Stored records
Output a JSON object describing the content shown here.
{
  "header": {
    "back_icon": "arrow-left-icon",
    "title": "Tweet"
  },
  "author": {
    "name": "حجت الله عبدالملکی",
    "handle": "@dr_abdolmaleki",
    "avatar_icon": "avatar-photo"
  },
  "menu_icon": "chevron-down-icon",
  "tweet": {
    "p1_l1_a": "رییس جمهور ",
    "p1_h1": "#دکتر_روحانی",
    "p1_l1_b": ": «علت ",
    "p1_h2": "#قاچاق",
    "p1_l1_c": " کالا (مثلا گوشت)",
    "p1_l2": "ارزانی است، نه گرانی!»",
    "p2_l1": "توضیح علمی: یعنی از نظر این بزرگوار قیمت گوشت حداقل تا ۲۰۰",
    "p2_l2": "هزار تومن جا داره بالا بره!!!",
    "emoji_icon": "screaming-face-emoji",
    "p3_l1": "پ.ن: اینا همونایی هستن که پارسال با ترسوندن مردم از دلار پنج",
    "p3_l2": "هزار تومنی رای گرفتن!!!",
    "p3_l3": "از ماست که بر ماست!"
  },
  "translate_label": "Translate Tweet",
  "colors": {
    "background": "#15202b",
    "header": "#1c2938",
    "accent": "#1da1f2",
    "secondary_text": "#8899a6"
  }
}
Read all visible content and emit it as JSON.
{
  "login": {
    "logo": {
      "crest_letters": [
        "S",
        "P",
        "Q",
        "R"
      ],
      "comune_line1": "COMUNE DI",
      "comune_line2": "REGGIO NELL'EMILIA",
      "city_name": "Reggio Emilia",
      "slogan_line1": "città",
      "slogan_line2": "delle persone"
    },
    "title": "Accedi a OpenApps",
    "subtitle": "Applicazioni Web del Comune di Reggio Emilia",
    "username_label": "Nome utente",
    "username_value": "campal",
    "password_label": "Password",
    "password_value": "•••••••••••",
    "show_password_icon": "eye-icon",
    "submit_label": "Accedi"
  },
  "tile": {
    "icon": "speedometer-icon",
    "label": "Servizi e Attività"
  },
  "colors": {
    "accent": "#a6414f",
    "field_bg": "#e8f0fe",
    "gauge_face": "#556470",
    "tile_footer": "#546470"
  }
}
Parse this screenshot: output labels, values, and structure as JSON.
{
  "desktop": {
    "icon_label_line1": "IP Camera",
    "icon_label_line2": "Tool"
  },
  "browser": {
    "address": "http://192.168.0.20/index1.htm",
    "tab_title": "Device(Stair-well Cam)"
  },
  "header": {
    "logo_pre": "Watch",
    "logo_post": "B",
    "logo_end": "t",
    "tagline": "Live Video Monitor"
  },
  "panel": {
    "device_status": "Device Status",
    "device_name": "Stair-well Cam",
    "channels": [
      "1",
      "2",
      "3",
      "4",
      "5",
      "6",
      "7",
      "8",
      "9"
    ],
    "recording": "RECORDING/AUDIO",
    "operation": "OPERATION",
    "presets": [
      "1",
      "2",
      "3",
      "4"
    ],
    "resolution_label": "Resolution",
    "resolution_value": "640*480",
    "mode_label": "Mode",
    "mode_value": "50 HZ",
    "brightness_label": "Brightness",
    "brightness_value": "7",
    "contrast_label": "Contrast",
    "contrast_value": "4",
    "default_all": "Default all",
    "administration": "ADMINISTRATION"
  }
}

Stated goal
Emit the records above again, exactly, with no line skipped.

Result below
Output a JSON object describing the content shown here.
{
  "header": {
    "back_icon": "arrow-left-icon",
    "title": "Tweet"
  },
  "author": {
    "name": "حجت الله عبدالملکی",
    "handle": "@dr_abdolmaleki",
    "avatar_icon": "avatar-photo"
  },
  "menu_icon": "chevron-down-icon",
  "tweet": {
    "p1_l1_a": "رییس جمهور ",
    "p1_h1": "#دکتر_روحانی",
    "p1_l1_b": ": «علت ",
    "p1_h2": "#قاچاق",
    "p1_l1_c": " کالا (مثلا گوشت)",
    "p1_l2": "ارزانی است، نه گرانی!»",
    "p2_l1": "توضیح علمی: یعنی از نظر این بزرگوار قیمت گوشت حداقل تا ۲۰۰",
    "p2_l2": "هزار تومن جا داره بالا بره!!!",
    "emoji_icon": "screaming-face-emoji",
    "p3_l1": "پ.ن: اینا همونایی هستن که پارسال با ترسوندن مردم از دلار پنج",
    "p3_l2": "هزار تومنی رای گرفتن!!!",
    "p3_l3": "از ماست که بر ماست!"
  },
  "translate_label": "Translate Tweet",
  "colors": {
    "background": "#15202b",
    "header": "#1c2938",
    "accent": "#1da1f2",
    "secondary_text": "#8899a6"
  }
}
Read all visible content and emit it as JSON.
{
  "login": {
    "logo": {
      "crest_letters": [
        "S",
        "P",
        "Q",
        "R"
      ],
      "comune_line1": "COMUNE DI",
      "comune_line2": "REGGIO NELL'EMILIA",
      "city_name": "Reggio Emilia",
      "slogan_line1": "città",
      "slogan_line2": "delle persone"
    },
    "title": "Accedi a OpenApps",
    "subtitle": "Applicazioni Web del Comune di Reggio Emilia",
    "username_label": "Nome utente",
    "username_value": "campal",
    "password_label": "Password",
    "password_value": "•••••••••••",
    "show_password_icon": "eye-icon",
    "submit_label": "Accedi"
  },
  "tile": {
    "icon": "speedometer-icon",
    "label": "Servizi e Attività"
  },
  "colors": {
    "accent": "#a6414f",
    "field_bg": "#e8f0fe",
    "gauge_face": "#556470",
    "tile_footer": "#546470"
  }
}
Parse this screenshot: output labels, values, and structure as JSON.
{
  "desktop": {
    "icon_label_line1": "IP Camera",
    "icon_label_line2": "Tool"
  },
  "browser": {
    "address": "http://192.168.0.20/index1.htm",
    "tab_title": "Device(Stair-well Cam)"
  },
  "header": {
    "logo_pre": "Watch",
    "logo_post": "B",
    "logo_end": "t",
    "tagline": "Live Video Monitor"
  },
  "panel": {
    "device_status": "Device Status",
    "device_name": "Stair-well Cam",
    "channels": [
      "1",
      "2",
      "3",
      "4",
      "5",
      "6",
      "7",
      "8",
      "9"
    ],
    "recording": "RECORDING/AUDIO",
    "operation": "OPERATION",
    "presets": [
      "1",
      "2",
      "3",
      "4"
    ],
    "resolution_label": "Resolution",
    "resolution_value": "640*480",
    "mode_label": "Mode",
    "mode_value": "50 HZ",
    "brightness_label": "Brightness",
    "brightness_value": "7",
    "contrast_label": "Contrast",
    "contrast_value": "4",
    "default_all": "Default all",
    "administration": "ADMINISTRATION"
  }
}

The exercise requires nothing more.